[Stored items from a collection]
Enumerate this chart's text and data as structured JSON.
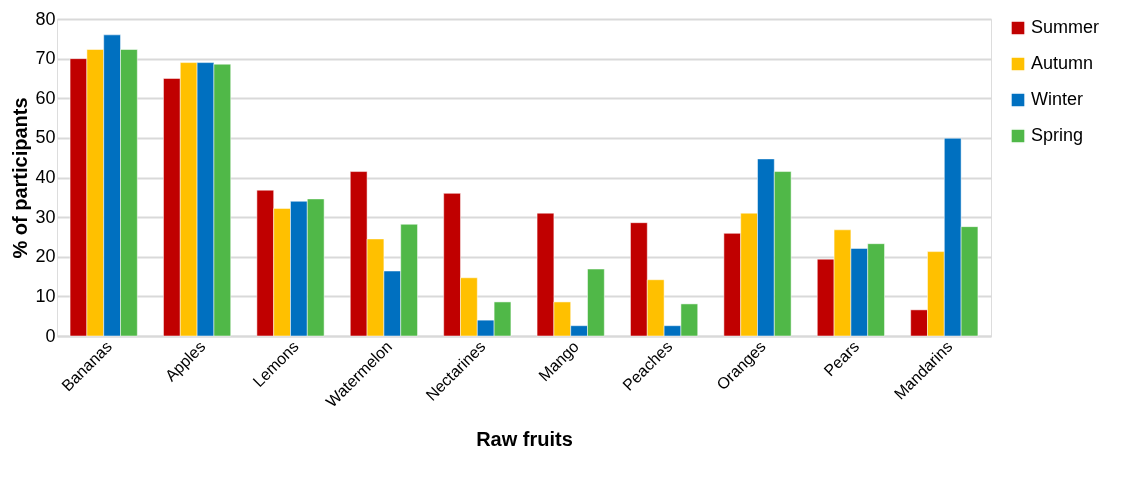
{
  "chart_data": {
    "type": "bar",
    "xlabel": "Raw fruits",
    "ylabel": "% of participants",
    "categories": [
      "Bananas",
      "Apples",
      "Lemons",
      "Watermelon",
      "Nectarines",
      "Mango",
      "Peaches",
      "Oranges",
      "Pears",
      "Mandarins"
    ],
    "series": [
      {
        "name": "Summer",
        "color": "#c00000",
        "values": [
          70,
          65,
          36.8,
          41.5,
          36,
          31,
          28.6,
          25.9,
          19.4,
          6.6
        ]
      },
      {
        "name": "Autumn",
        "color": "#ffc000",
        "values": [
          72.3,
          69,
          32.2,
          24.5,
          14.7,
          8.6,
          14.2,
          31,
          26.8,
          21.3
        ]
      },
      {
        "name": "Winter",
        "color": "#0070c0",
        "values": [
          76,
          69,
          34,
          16.4,
          4,
          2.6,
          2.6,
          44.7,
          22.1,
          49.9
        ]
      },
      {
        "name": "Spring",
        "color": "#50b848",
        "values": [
          72.3,
          68.6,
          34.6,
          28.2,
          8.6,
          16.9,
          8.1,
          41.5,
          23.3,
          27.6
        ]
      }
    ],
    "ylim": [
      0,
      80
    ],
    "yticks": [
      0,
      10,
      20,
      30,
      40,
      50,
      60,
      70,
      80
    ],
    "grid": "y",
    "legend": "right"
  }
}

Directions for this task: Restate every record exactly, please; do not copy the pictures.

Written solution:
Enumerate this chart's text and data as structured JSON.
{
  "chart_data": {
    "type": "bar",
    "xlabel": "Raw fruits",
    "ylabel": "% of participants",
    "categories": [
      "Bananas",
      "Apples",
      "Lemons",
      "Watermelon",
      "Nectarines",
      "Mango",
      "Peaches",
      "Oranges",
      "Pears",
      "Mandarins"
    ],
    "series": [
      {
        "name": "Summer",
        "color": "#c00000",
        "values": [
          70,
          65,
          36.8,
          41.5,
          36,
          31,
          28.6,
          25.9,
          19.4,
          6.6
        ]
      },
      {
        "name": "Autumn",
        "color": "#ffc000",
        "values": [
          72.3,
          69,
          32.2,
          24.5,
          14.7,
          8.6,
          14.2,
          31,
          26.8,
          21.3
        ]
      },
      {
        "name": "Winter",
        "color": "#0070c0",
        "values": [
          76,
          69,
          34,
          16.4,
          4,
          2.6,
          2.6,
          44.7,
          22.1,
          49.9
        ]
      },
      {
        "name": "Spring",
        "color": "#50b848",
        "values": [
          72.3,
          68.6,
          34.6,
          28.2,
          8.6,
          16.9,
          8.1,
          41.5,
          23.3,
          27.6
        ]
      }
    ],
    "ylim": [
      0,
      80
    ],
    "yticks": [
      0,
      10,
      20,
      30,
      40,
      50,
      60,
      70,
      80
    ],
    "grid": "y",
    "legend": "right"
  }
}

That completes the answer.